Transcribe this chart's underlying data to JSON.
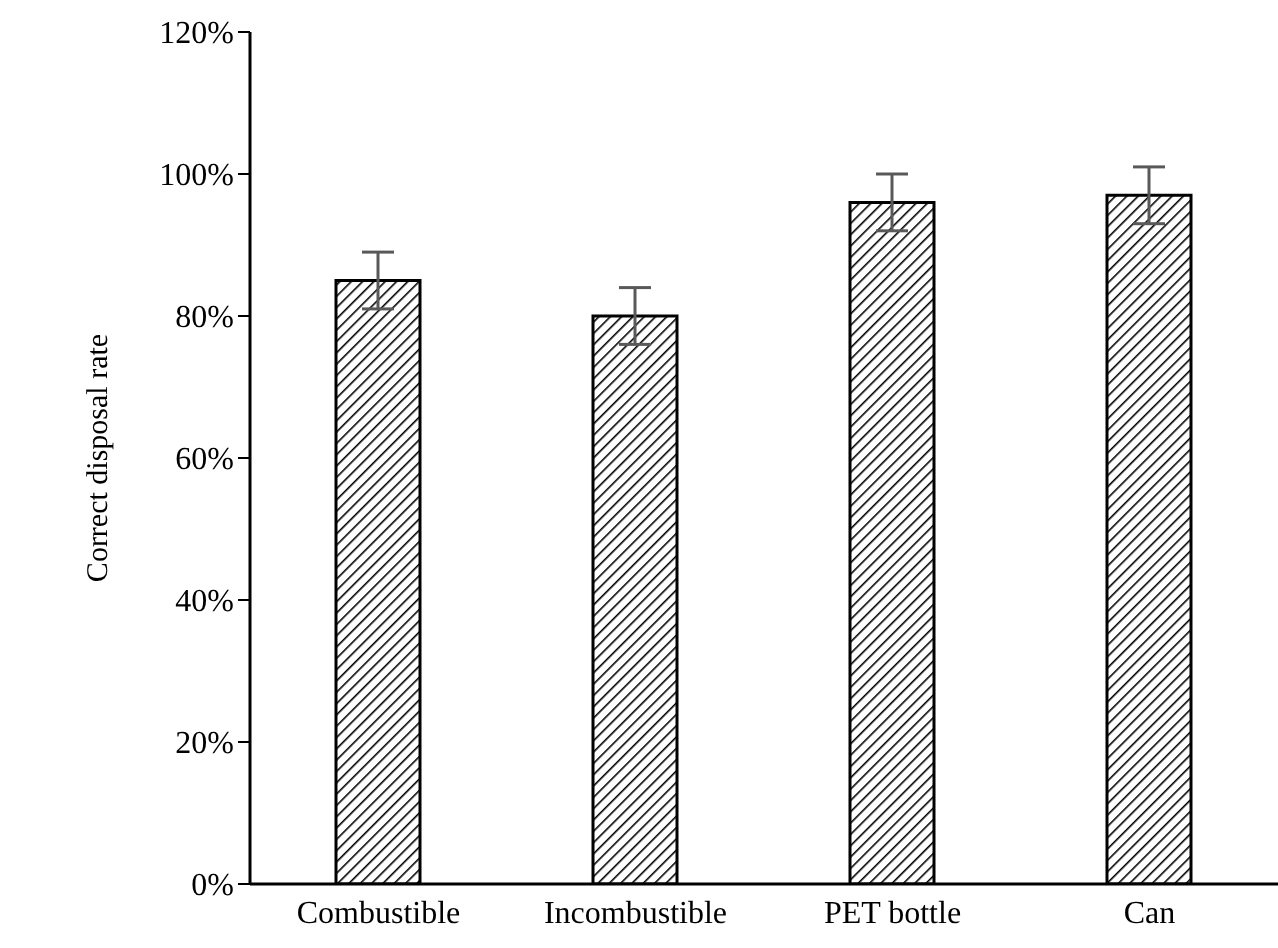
{
  "chart_data": {
    "type": "bar",
    "ylabel": "Correct disposal rate",
    "categories": [
      "Combustible",
      "Incombustible",
      "PET bottle",
      "Can"
    ],
    "values": [
      85,
      80,
      96,
      97
    ],
    "errors": [
      4,
      4,
      4,
      4
    ],
    "color": "#000000",
    "ylim": [
      0,
      120
    ],
    "yticks": [
      {
        "value": 0,
        "label": "0%"
      },
      {
        "value": 20,
        "label": "20%"
      },
      {
        "value": 40,
        "label": "40%"
      },
      {
        "value": 60,
        "label": "60%"
      },
      {
        "value": 80,
        "label": "80%"
      },
      {
        "value": 100,
        "label": "100%"
      },
      {
        "value": 120,
        "label": "120%"
      }
    ],
    "grid": false,
    "legend": false
  }
}
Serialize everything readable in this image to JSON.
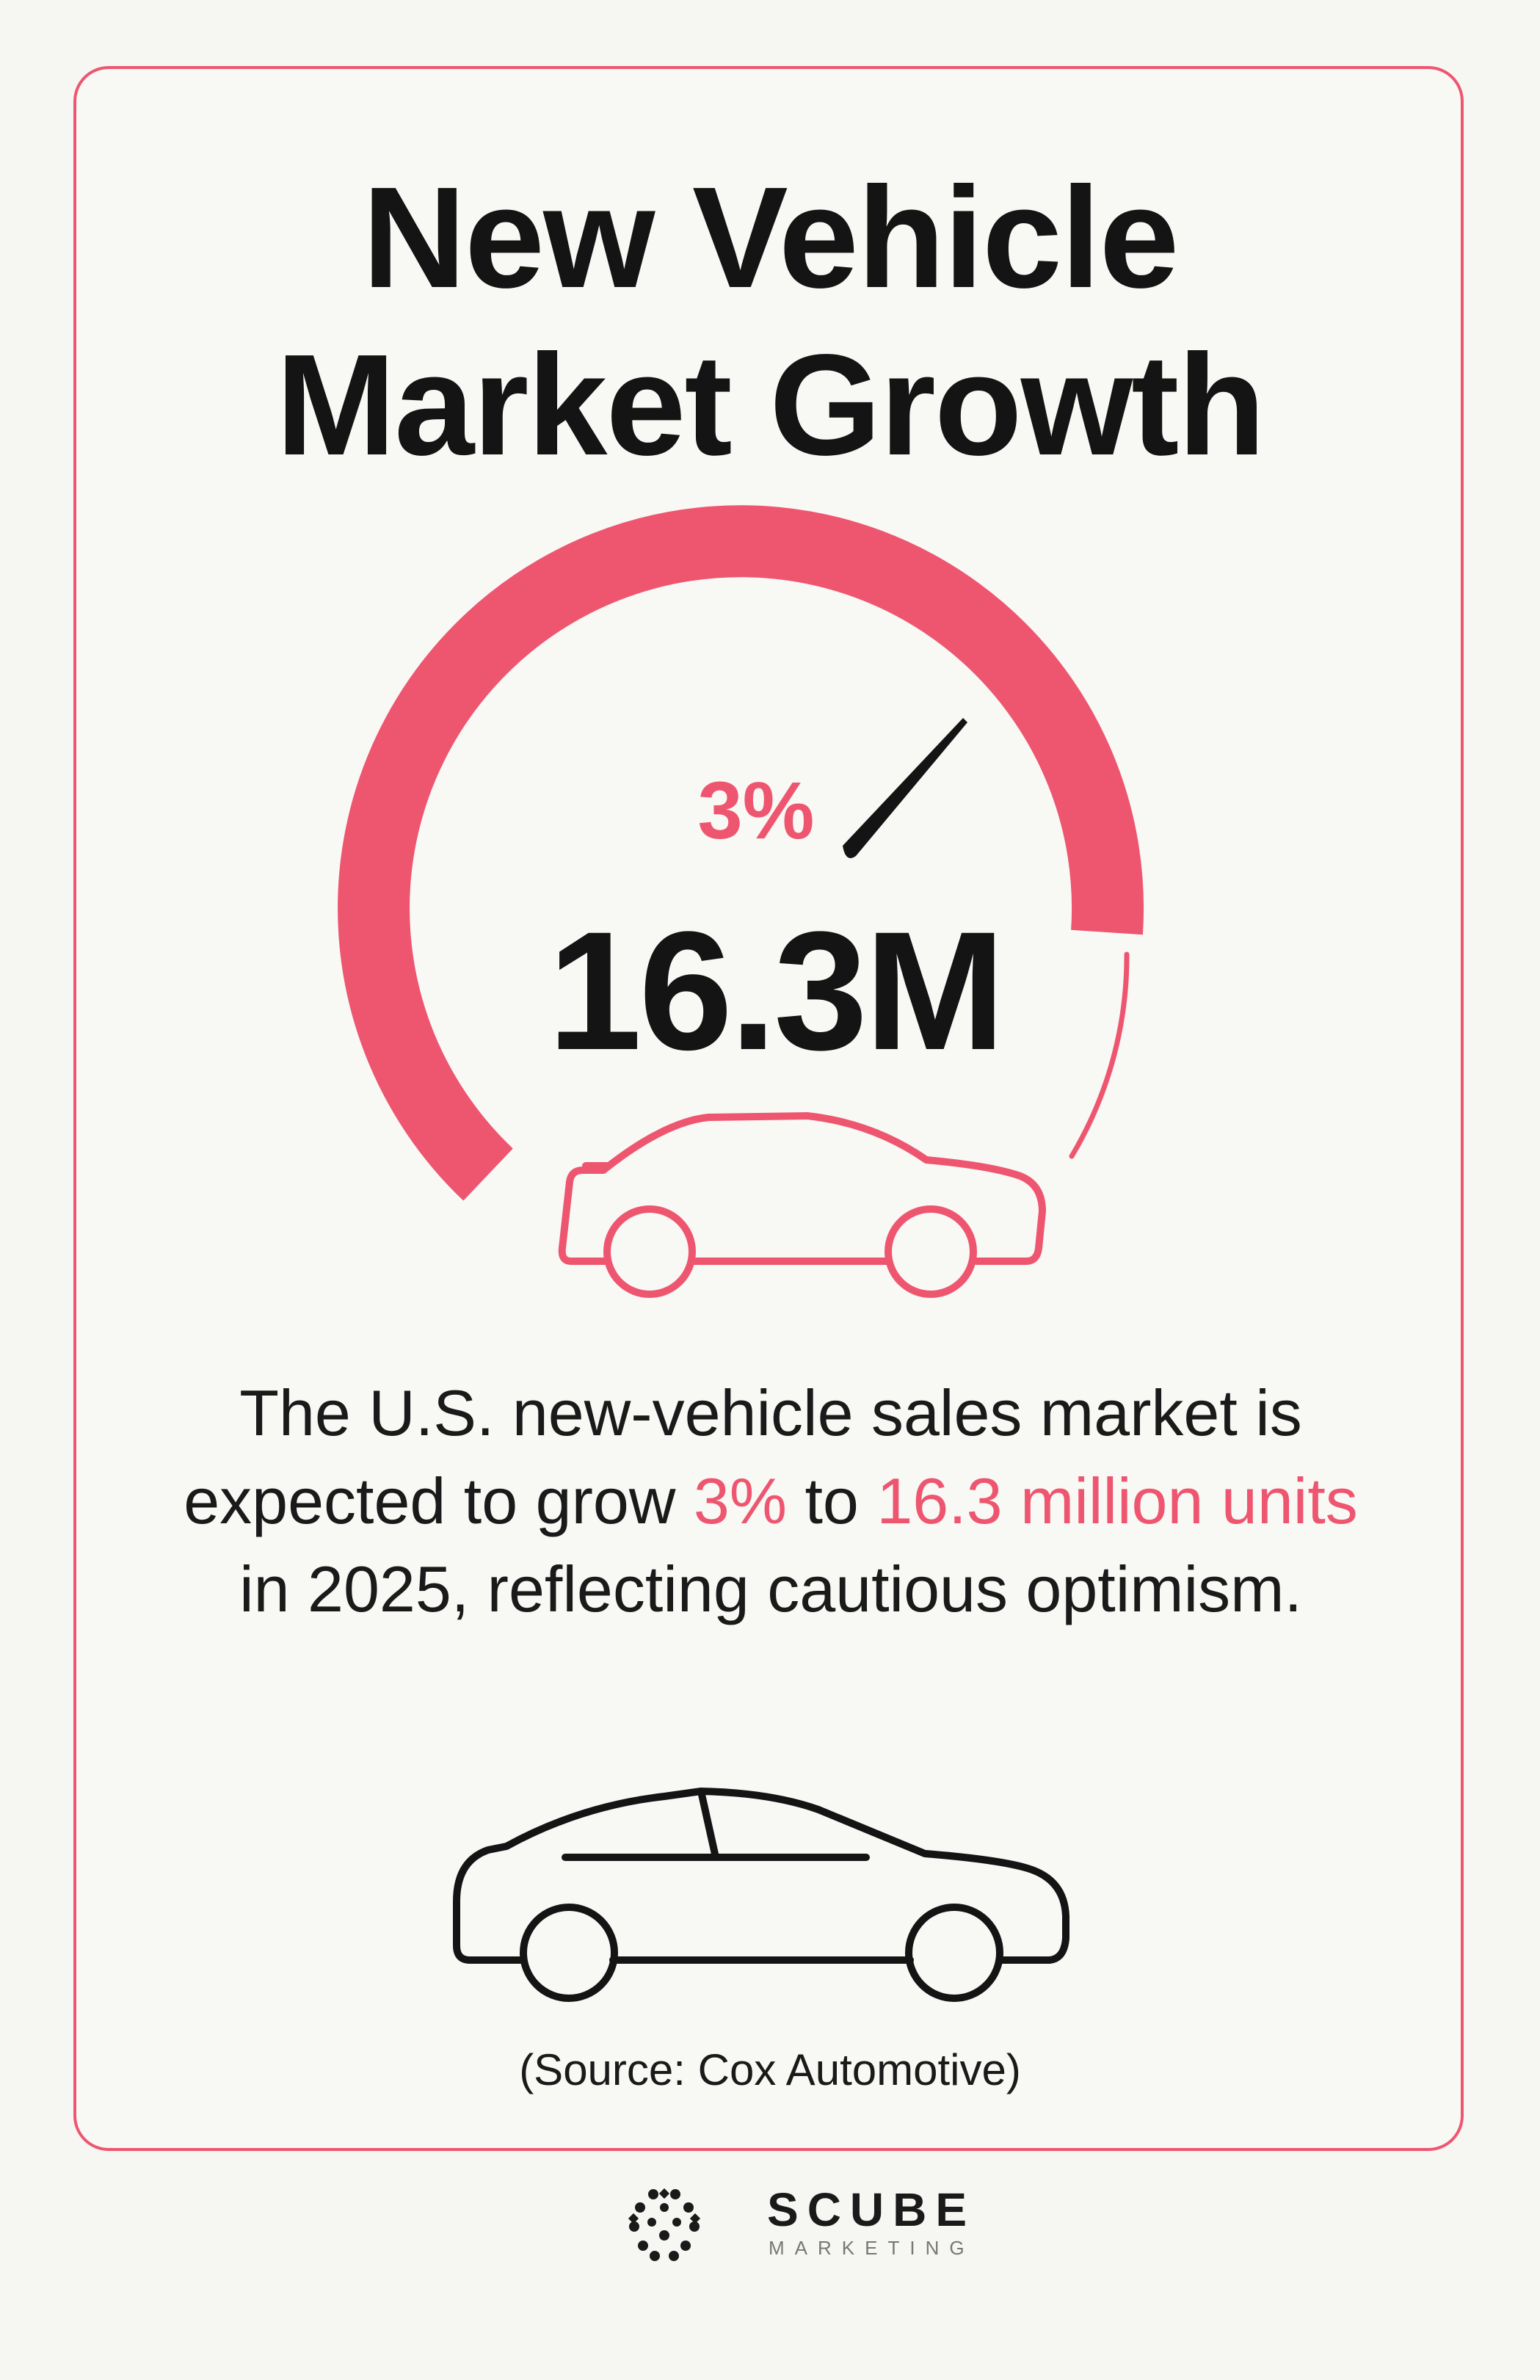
{
  "colors": {
    "accent": "#ee5670",
    "text": "#141414",
    "background": "#f6f6f3"
  },
  "title": {
    "line1": "New Vehicle",
    "line2": "Market Growth"
  },
  "gauge": {
    "percent_label": "3%",
    "value_label": "16.3M"
  },
  "description": {
    "part1": "The U.S. new-vehicle sales market is expected to grow ",
    "highlight1": "3%",
    "part2": " to ",
    "highlight2": "16.3 million units",
    "part3": " in 2025, reflecting cautious optimism."
  },
  "source": "(Source: Cox Automotive)",
  "brand": {
    "name": "SCUBE",
    "tagline": "MARKETING",
    "logo_icon": "dotted-cube-logo-icon"
  },
  "icons": {
    "gauge": "speedometer-icon",
    "needle": "gauge-needle-icon",
    "car_pink": "car-outline-icon",
    "car_black": "sedan-outline-icon"
  }
}
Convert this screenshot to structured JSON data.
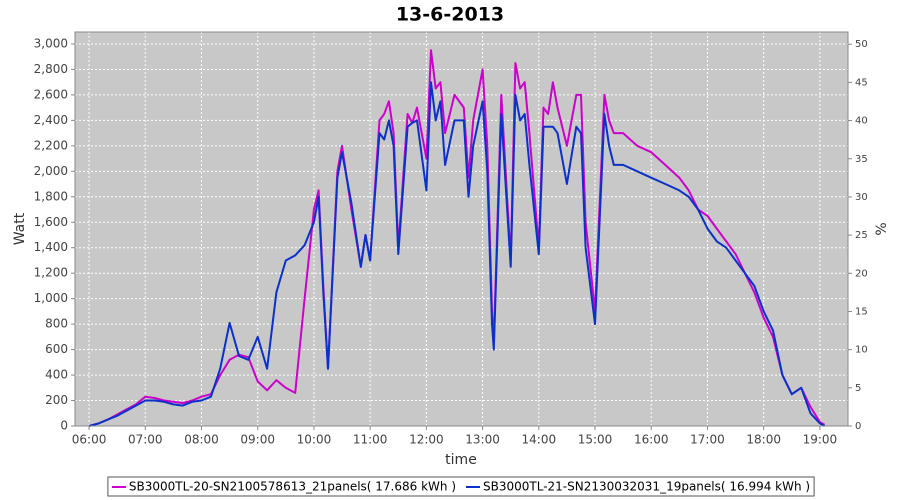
{
  "chart_data": {
    "type": "line",
    "title": "13-6-2013",
    "x_label": "time",
    "y_label": "Watt",
    "y2_label": "%",
    "x": [
      "06:00",
      "06:10",
      "06:20",
      "06:30",
      "06:40",
      "06:50",
      "07:00",
      "07:10",
      "07:20",
      "07:30",
      "07:40",
      "07:50",
      "08:00",
      "08:10",
      "08:20",
      "08:30",
      "08:40",
      "08:50",
      "09:00",
      "09:10",
      "09:20",
      "09:30",
      "09:40",
      "09:50",
      "10:00",
      "10:05",
      "10:10",
      "10:15",
      "10:25",
      "10:30",
      "10:40",
      "10:50",
      "10:55",
      "11:00",
      "11:10",
      "11:15",
      "11:20",
      "11:25",
      "11:30",
      "11:40",
      "11:45",
      "11:50",
      "12:00",
      "12:05",
      "12:10",
      "12:15",
      "12:20",
      "12:30",
      "12:40",
      "12:45",
      "12:50",
      "13:00",
      "13:05",
      "13:10",
      "13:12",
      "13:20",
      "13:30",
      "13:35",
      "13:40",
      "13:45",
      "13:50",
      "14:00",
      "14:05",
      "14:10",
      "14:15",
      "14:20",
      "14:30",
      "14:40",
      "14:45",
      "14:50",
      "15:00",
      "15:10",
      "15:15",
      "15:20",
      "15:30",
      "15:45",
      "16:00",
      "16:15",
      "16:30",
      "16:40",
      "16:50",
      "17:00",
      "17:10",
      "17:20",
      "17:30",
      "17:40",
      "17:50",
      "18:00",
      "18:10",
      "18:20",
      "18:30",
      "18:40",
      "18:50",
      "19:00",
      "19:05"
    ],
    "series": [
      {
        "name": "SB3000TL-20-SN2100578613_21panels( 17.686 kWh )",
        "color": "#cc00cc",
        "values": [
          0,
          20,
          50,
          90,
          130,
          170,
          230,
          220,
          200,
          190,
          180,
          200,
          230,
          250,
          400,
          520,
          560,
          540,
          350,
          280,
          360,
          300,
          260,
          1000,
          1700,
          1850,
          1100,
          450,
          2000,
          2200,
          1700,
          1250,
          1500,
          1300,
          2400,
          2450,
          2550,
          2300,
          1400,
          2450,
          2380,
          2500,
          2100,
          2950,
          2650,
          2700,
          2300,
          2600,
          2500,
          1950,
          2400,
          2800,
          2200,
          900,
          650,
          2600,
          1300,
          2850,
          2650,
          2700,
          2300,
          1400,
          2500,
          2450,
          2700,
          2500,
          2200,
          2600,
          2600,
          1600,
          900,
          2600,
          2400,
          2300,
          2300,
          2200,
          2150,
          2050,
          1950,
          1850,
          1700,
          1650,
          1550,
          1450,
          1350,
          1200,
          1050,
          850,
          700,
          400,
          250,
          300,
          150,
          30,
          10
        ]
      },
      {
        "name": "SB3000TL-21-SN2130032031_19panels( 16.994 kWh )",
        "color": "#0a32c8",
        "values": [
          0,
          20,
          50,
          80,
          120,
          160,
          200,
          200,
          190,
          170,
          160,
          190,
          200,
          230,
          450,
          810,
          550,
          520,
          700,
          450,
          1050,
          1300,
          1340,
          1420,
          1600,
          1800,
          1050,
          450,
          1950,
          2150,
          1750,
          1250,
          1500,
          1300,
          2300,
          2250,
          2400,
          2200,
          1350,
          2350,
          2380,
          2400,
          1850,
          2700,
          2400,
          2550,
          2050,
          2400,
          2400,
          1800,
          2200,
          2550,
          2000,
          800,
          600,
          2450,
          1250,
          2600,
          2400,
          2450,
          2050,
          1350,
          2350,
          2350,
          2350,
          2300,
          1900,
          2350,
          2300,
          1400,
          800,
          2450,
          2200,
          2050,
          2050,
          2000,
          1950,
          1900,
          1850,
          1800,
          1700,
          1550,
          1450,
          1400,
          1300,
          1200,
          1100,
          900,
          750,
          400,
          250,
          300,
          100,
          20,
          0
        ]
      }
    ],
    "xlim": [
      "05:45",
      "19:30"
    ],
    "xticks": [
      "06:00",
      "07:00",
      "08:00",
      "09:00",
      "10:00",
      "11:00",
      "12:00",
      "13:00",
      "14:00",
      "15:00",
      "16:00",
      "17:00",
      "18:00",
      "19:00"
    ],
    "ylim": [
      0,
      3094
    ],
    "yticks": [
      0,
      200,
      400,
      600,
      800,
      {
        "value": 1000,
        "label": "1,000"
      },
      {
        "value": 1200,
        "label": "1,200"
      },
      {
        "value": 1400,
        "label": "1,400"
      },
      {
        "value": 1600,
        "label": "1,600"
      },
      {
        "value": 1800,
        "label": "1,800"
      },
      {
        "value": 2000,
        "label": "2,000"
      },
      {
        "value": 2200,
        "label": "2,200"
      },
      {
        "value": 2400,
        "label": "2,400"
      },
      {
        "value": 2600,
        "label": "2,600"
      },
      {
        "value": 2800,
        "label": "2,800"
      },
      {
        "value": 3000,
        "label": "3,000"
      }
    ],
    "y2lim": [
      0,
      51.6
    ],
    "y2ticks": [
      0,
      5,
      10,
      15,
      20,
      25,
      30,
      35,
      40,
      45,
      50
    ],
    "grid": true,
    "legend": "bottom"
  }
}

* [PROBLEM TO WORK ON]:
Reproduce each line of the entries in which the word "JSON" is found.

* [RESULT FOR THIS TASK]:
Transcribe this chart's underlying data to JSON.
Serialize everything readable in this image to JSON.
Convert this screenshot to structured JSON data.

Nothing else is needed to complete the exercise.